— START RECORDS FOR THE TASK —

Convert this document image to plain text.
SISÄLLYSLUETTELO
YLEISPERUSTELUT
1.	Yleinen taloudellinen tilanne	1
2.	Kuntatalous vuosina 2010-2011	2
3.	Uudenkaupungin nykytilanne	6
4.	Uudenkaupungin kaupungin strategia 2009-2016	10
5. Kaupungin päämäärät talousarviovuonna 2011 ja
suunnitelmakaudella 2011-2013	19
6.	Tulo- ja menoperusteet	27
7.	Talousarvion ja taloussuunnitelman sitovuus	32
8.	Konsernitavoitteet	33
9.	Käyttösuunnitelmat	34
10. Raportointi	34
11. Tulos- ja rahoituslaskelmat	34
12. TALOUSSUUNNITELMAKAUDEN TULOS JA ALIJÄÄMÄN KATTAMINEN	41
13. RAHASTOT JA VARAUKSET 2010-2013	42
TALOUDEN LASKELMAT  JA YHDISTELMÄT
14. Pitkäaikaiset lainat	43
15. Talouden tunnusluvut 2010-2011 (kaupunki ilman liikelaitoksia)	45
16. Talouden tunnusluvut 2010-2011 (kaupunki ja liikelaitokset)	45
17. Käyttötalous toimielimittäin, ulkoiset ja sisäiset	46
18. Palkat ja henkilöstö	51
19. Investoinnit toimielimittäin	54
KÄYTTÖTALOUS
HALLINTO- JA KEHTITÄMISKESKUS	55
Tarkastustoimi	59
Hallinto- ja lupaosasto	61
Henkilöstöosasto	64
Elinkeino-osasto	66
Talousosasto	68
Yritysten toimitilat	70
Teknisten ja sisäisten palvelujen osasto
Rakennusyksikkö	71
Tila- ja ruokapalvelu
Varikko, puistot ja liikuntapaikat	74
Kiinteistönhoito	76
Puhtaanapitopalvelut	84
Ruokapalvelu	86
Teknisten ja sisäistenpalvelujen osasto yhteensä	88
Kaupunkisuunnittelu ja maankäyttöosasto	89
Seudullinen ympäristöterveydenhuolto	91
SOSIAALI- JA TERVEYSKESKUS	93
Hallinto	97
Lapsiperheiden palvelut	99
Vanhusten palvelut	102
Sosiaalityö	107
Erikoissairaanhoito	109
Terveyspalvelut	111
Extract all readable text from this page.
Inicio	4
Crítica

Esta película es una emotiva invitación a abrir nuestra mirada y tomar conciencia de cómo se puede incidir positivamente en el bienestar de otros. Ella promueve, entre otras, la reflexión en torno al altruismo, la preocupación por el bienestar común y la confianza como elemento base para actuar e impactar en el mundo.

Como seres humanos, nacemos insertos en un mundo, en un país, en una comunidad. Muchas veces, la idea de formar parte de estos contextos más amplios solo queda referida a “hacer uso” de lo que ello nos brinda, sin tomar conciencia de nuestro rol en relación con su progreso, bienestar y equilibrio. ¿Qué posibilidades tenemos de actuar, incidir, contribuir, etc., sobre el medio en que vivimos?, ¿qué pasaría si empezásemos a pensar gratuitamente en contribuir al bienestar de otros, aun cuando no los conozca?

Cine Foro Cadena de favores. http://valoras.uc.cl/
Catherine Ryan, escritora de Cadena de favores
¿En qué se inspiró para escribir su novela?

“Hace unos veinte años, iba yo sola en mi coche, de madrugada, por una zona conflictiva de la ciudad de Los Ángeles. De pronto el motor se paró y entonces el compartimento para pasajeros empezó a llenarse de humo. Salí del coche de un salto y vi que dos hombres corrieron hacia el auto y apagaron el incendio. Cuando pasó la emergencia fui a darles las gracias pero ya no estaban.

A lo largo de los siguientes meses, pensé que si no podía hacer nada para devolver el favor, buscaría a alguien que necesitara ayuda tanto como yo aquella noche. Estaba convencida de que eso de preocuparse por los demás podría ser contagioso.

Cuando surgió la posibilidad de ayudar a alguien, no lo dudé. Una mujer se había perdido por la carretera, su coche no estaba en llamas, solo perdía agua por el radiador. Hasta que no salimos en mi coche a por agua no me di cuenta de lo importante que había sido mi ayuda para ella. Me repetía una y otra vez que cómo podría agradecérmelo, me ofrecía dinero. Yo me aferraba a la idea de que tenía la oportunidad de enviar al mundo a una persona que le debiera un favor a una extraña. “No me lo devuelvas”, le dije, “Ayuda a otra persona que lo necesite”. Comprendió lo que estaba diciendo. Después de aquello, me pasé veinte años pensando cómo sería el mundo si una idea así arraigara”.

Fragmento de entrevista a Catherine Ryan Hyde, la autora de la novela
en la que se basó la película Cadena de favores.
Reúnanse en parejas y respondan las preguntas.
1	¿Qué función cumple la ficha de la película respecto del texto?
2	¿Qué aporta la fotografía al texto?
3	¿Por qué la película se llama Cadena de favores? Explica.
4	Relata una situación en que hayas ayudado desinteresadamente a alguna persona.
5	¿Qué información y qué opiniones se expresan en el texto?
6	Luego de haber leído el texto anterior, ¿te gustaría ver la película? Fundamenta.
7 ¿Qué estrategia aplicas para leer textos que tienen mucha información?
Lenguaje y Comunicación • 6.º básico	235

— END RECORDS FOR THE TASK —

PROBLEM TO WORK ON.
Transcribe all lines as written.

WRITTEN ANSWER.
Convert this document image to plain text.
SISÄLLYSLUETTELO
YLEISPERUSTELUT
1.	Yleinen taloudellinen tilanne	1
2.	Kuntatalous vuosina 2010-2011	2
3.	Uudenkaupungin nykytilanne	6
4.	Uudenkaupungin kaupungin strategia 2009-2016	10
5. Kaupungin päämäärät talousarviovuonna 2011 ja
suunnitelmakaudella 2011-2013	19
6.	Tulo- ja menoperusteet	27
7.	Talousarvion ja taloussuunnitelman sitovuus	32
8.	Konsernitavoitteet	33
9.	Käyttösuunnitelmat	34
10. Raportointi	34
11. Tulos- ja rahoituslaskelmat	34
12. TALOUSSUUNNITELMAKAUDEN TULOS JA ALIJÄÄMÄN KATTAMINEN	41
13. RAHASTOT JA VARAUKSET 2010-2013	42
TALOUDEN LASKELMAT  JA YHDISTELMÄT
14. Pitkäaikaiset lainat	43
15. Talouden tunnusluvut 2010-2011 (kaupunki ilman liikelaitoksia)	45
16. Talouden tunnusluvut 2010-2011 (kaupunki ja liikelaitokset)	45
17. Käyttötalous toimielimittäin, ulkoiset ja sisäiset	46
18. Palkat ja henkilöstö	51
19. Investoinnit toimielimittäin	54
KÄYTTÖTALOUS
HALLINTO- JA KEHTITÄMISKESKUS	55
Tarkastustoimi	59
Hallinto- ja lupaosasto	61
Henkilöstöosasto	64
Elinkeino-osasto	66
Talousosasto	68
Yritysten toimitilat	70
Teknisten ja sisäisten palvelujen osasto
Rakennusyksikkö	71
Tila- ja ruokapalvelu
Varikko, puistot ja liikuntapaikat	74
Kiinteistönhoito	76
Puhtaanapitopalvelut	84
Ruokapalvelu	86
Teknisten ja sisäistenpalvelujen osasto yhteensä	88
Kaupunkisuunnittelu ja maankäyttöosasto	89
Seudullinen ympäristöterveydenhuolto	91
SOSIAALI- JA TERVEYSKESKUS	93
Hallinto	97
Lapsiperheiden palvelut	99
Vanhusten palvelut	102
Sosiaalityö	107
Erikoissairaanhoito	109
Terveyspalvelut	111
Extract all readable text from this page.
Inicio	4
Crítica

Esta película es una emotiva invitación a abrir nuestra mirada y tomar conciencia de cómo se puede incidir positivamente en el bienestar de otros. Ella promueve, entre otras, la reflexión en torno al altruismo, la preocupación por el bienestar común y la confianza como elemento base para actuar e impactar en el mundo.

Como seres humanos, nacemos insertos en un mundo, en un país, en una comunidad. Muchas veces, la idea de formar parte de estos contextos más amplios solo queda referida a “hacer uso” de lo que ello nos brinda, sin tomar conciencia de nuestro rol en relación con su progreso, bienestar y equilibrio. ¿Qué posibilidades tenemos de actuar, incidir, contribuir, etc., sobre el medio en que vivimos?, ¿qué pasaría si empezásemos a pensar gratuitamente en contribuir al bienestar de otros, aun cuando no los conozca?

Cine Foro Cadena de favores. http://valoras.uc.cl/
Catherine Ryan, escritora de Cadena de favores
¿En qué se inspiró para escribir su novela?

“Hace unos veinte años, iba yo sola en mi coche, de madrugada, por una zona conflictiva de la ciudad de Los Ángeles. De pronto el motor se paró y entonces el compartimento para pasajeros empezó a llenarse de humo. Salí del coche de un salto y vi que dos hombres corrieron hacia el auto y apagaron el incendio. Cuando pasó la emergencia fui a darles las gracias pero ya no estaban.

A lo largo de los siguientes meses, pensé que si no podía hacer nada para devolver el favor, buscaría a alguien que necesitara ayuda tanto como yo aquella noche. Estaba convencida de que eso de preocuparse por los demás podría ser contagioso.

Cuando surgió la posibilidad de ayudar a alguien, no lo dudé. Una mujer se había perdido por la carretera, su coche no estaba en llamas, solo perdía agua por el radiador. Hasta que no salimos en mi coche a por agua no me di cuenta de lo importante que había sido mi ayuda para ella. Me repetía una y otra vez que cómo podría agradecérmelo, me ofrecía dinero. Yo me aferraba a la idea de que tenía la oportunidad de enviar al mundo a una persona que le debiera un favor a una extraña. “No me lo devuelvas”, le dije, “Ayuda a otra persona que lo necesite”. Comprendió lo que estaba diciendo. Después de aquello, me pasé veinte años pensando cómo sería el mundo si una idea así arraigara”.

Fragmento de entrevista a Catherine Ryan Hyde, la autora de la novela
en la que se basó la película Cadena de favores.
Reúnanse en parejas y respondan las preguntas.
1	¿Qué función cumple la ficha de la película respecto del texto?
2	¿Qué aporta la fotografía al texto?
3	¿Por qué la película se llama Cadena de favores? Explica.
4	Relata una situación en que hayas ayudado desinteresadamente a alguna persona.
5	¿Qué información y qué opiniones se expresan en el texto?
6	Luego de haber leído el texto anterior, ¿te gustaría ver la película? Fundamenta.
7 ¿Qué estrategia aplicas para leer textos que tienen mucha información?
Lenguaje y Comunicación • 6.º básico	235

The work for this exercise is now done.